::: DATA LINES
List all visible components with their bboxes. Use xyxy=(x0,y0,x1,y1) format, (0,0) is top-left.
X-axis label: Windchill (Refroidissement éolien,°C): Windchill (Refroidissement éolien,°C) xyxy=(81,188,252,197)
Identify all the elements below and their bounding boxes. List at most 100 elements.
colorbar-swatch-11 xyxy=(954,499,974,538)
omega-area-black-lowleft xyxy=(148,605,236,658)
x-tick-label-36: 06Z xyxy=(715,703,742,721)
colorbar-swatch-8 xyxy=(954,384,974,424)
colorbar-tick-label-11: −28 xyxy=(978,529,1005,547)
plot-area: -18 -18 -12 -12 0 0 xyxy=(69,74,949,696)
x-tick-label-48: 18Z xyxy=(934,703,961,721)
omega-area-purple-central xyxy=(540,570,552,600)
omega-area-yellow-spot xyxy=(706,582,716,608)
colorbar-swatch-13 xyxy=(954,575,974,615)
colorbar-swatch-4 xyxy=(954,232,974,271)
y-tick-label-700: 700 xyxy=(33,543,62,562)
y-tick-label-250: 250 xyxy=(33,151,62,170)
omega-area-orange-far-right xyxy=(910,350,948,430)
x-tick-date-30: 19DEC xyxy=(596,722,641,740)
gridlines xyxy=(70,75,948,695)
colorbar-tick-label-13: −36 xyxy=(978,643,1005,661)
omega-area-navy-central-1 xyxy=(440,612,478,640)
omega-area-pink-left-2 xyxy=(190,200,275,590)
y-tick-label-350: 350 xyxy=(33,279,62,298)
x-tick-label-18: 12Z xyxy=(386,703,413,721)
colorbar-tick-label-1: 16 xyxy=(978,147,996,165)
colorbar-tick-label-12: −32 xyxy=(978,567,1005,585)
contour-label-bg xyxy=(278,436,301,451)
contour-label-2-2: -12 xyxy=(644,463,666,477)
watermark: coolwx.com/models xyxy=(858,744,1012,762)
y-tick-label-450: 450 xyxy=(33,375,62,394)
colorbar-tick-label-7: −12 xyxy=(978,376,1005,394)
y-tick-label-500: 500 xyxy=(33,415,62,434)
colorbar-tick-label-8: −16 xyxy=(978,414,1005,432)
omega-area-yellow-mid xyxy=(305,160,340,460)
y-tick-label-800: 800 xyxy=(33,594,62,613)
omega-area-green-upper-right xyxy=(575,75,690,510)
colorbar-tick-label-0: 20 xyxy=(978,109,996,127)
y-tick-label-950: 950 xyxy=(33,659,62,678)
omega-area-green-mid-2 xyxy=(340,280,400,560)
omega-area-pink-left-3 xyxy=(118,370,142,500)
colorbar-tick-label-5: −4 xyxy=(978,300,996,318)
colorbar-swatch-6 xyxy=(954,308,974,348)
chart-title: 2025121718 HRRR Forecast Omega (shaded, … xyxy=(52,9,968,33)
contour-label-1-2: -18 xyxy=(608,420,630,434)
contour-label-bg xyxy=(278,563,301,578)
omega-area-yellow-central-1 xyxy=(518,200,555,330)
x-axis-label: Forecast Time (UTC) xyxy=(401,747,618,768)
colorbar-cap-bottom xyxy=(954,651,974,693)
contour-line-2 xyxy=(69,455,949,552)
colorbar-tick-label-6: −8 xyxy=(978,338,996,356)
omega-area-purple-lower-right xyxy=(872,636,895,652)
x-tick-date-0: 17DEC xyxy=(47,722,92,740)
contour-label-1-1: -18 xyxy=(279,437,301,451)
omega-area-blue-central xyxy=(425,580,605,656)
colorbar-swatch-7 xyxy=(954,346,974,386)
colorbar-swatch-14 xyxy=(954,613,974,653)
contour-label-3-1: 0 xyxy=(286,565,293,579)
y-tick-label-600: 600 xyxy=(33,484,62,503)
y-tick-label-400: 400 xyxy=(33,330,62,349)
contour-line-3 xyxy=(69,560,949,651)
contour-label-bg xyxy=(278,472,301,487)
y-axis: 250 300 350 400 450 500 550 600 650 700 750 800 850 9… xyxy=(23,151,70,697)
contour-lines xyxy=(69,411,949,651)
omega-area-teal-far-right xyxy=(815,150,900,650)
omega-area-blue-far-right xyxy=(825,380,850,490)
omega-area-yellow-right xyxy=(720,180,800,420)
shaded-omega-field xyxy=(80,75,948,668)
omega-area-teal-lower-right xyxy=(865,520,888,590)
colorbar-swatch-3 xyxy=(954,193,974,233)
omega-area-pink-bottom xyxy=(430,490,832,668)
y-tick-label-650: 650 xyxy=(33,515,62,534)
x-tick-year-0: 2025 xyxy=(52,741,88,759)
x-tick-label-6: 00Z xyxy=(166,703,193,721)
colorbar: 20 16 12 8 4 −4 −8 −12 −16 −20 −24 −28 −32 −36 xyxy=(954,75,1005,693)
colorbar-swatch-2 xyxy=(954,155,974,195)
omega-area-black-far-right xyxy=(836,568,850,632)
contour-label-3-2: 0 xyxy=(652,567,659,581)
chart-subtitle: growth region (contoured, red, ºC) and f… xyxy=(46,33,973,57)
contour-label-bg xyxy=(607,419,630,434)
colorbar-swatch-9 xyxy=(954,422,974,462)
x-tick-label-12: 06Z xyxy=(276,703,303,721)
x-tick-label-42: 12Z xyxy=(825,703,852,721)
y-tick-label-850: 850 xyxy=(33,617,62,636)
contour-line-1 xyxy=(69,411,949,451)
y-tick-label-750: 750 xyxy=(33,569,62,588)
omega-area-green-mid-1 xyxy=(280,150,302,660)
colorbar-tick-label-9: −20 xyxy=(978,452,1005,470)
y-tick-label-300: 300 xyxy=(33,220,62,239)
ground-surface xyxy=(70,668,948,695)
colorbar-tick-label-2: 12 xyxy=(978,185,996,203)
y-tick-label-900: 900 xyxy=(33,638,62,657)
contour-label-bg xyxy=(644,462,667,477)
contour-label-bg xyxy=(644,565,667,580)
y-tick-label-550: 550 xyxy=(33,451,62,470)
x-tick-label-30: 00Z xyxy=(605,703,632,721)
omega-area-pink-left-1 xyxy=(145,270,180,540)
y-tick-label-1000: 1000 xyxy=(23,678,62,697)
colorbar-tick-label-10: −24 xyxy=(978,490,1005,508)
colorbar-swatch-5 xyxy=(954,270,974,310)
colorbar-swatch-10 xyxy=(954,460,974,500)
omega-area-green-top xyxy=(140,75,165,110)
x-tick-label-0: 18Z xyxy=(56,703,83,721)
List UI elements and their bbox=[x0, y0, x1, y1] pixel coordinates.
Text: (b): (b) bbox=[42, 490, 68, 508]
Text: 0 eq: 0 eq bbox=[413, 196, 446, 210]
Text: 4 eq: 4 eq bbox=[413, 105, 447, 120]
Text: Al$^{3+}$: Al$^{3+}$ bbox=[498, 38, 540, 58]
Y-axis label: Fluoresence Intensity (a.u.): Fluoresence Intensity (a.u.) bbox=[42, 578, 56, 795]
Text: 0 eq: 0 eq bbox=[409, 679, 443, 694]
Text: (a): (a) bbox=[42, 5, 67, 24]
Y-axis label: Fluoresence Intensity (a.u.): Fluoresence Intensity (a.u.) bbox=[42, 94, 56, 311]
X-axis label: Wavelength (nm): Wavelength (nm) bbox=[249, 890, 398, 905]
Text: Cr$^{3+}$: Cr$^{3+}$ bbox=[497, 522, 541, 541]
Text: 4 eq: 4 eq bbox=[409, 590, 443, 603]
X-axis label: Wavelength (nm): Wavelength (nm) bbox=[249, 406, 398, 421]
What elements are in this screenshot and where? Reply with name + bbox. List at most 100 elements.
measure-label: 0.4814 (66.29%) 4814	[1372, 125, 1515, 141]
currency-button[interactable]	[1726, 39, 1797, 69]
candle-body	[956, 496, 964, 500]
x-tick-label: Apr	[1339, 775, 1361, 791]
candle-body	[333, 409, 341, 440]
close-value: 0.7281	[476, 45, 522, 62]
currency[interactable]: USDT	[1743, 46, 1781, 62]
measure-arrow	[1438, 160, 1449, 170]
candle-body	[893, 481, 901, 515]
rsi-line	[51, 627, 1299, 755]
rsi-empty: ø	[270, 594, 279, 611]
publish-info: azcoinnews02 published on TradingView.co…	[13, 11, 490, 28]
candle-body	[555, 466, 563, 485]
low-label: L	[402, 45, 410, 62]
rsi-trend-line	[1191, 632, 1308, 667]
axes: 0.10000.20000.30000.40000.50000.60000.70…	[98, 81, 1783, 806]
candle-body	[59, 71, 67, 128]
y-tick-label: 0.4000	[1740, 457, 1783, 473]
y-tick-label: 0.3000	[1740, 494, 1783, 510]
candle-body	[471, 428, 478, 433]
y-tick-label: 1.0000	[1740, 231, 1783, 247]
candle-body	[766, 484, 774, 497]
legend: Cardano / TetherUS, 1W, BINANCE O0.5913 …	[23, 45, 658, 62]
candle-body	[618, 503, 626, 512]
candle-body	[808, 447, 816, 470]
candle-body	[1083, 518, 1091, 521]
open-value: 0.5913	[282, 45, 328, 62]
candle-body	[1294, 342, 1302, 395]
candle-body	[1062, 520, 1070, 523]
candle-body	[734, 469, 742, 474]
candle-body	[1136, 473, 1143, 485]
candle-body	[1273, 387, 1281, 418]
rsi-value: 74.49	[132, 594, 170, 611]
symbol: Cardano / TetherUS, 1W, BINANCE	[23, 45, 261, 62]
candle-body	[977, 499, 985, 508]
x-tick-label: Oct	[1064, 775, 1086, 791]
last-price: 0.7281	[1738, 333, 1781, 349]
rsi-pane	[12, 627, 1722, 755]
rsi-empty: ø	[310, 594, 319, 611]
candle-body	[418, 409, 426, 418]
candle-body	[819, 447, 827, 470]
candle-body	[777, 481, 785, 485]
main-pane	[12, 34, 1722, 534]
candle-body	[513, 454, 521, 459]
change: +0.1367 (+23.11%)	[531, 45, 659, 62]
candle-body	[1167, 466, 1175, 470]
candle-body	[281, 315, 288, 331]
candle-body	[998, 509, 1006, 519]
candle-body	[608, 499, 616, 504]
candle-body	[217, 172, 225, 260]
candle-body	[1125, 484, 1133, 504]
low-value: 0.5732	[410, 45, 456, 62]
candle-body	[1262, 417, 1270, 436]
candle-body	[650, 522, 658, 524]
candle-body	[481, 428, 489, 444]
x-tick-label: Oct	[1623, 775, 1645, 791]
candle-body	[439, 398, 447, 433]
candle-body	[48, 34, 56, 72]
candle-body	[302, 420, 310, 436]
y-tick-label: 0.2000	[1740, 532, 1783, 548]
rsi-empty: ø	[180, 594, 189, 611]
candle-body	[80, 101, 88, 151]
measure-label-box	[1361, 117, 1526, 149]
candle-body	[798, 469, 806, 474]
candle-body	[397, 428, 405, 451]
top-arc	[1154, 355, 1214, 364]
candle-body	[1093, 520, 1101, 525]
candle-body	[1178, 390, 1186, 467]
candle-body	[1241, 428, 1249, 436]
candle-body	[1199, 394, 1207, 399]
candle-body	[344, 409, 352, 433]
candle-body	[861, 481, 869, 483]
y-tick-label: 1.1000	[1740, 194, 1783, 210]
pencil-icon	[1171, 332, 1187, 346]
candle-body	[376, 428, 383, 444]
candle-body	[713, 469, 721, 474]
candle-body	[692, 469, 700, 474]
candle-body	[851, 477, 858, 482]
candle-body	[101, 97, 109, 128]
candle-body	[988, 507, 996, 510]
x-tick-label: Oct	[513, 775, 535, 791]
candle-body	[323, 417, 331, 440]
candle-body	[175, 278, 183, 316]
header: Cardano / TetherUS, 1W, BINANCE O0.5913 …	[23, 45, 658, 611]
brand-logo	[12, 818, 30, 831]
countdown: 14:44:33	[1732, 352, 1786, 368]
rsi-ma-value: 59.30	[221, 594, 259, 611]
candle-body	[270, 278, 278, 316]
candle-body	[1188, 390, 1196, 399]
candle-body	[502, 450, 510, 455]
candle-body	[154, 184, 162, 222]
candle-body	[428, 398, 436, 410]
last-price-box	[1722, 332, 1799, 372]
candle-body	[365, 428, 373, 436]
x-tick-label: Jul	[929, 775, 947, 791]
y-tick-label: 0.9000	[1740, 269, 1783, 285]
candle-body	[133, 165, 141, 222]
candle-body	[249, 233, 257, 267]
::::::
TASK DIRECTIONS
Print the lines of the material without any change, starting at its first line and ending at the line that contains "colorbar-swatch-8 xyxy=(954,384,974,424)", with both of those lines included.

PROBLEM SOLUTION
List all visible components with their bboxes. Use xyxy=(x0,y0,x1,y1) format, (0,0) is top-left.
X-axis label: Windchill (Refroidissement éolien,°C): Windchill (Refroidissement éolien,°C) xyxy=(81,188,252,197)
Identify all the elements below and their bounding boxes. List at most 100 elements.
colorbar-swatch-11 xyxy=(954,499,974,538)
omega-area-black-lowleft xyxy=(148,605,236,658)
x-tick-label-36: 06Z xyxy=(715,703,742,721)
colorbar-swatch-8 xyxy=(954,384,974,424)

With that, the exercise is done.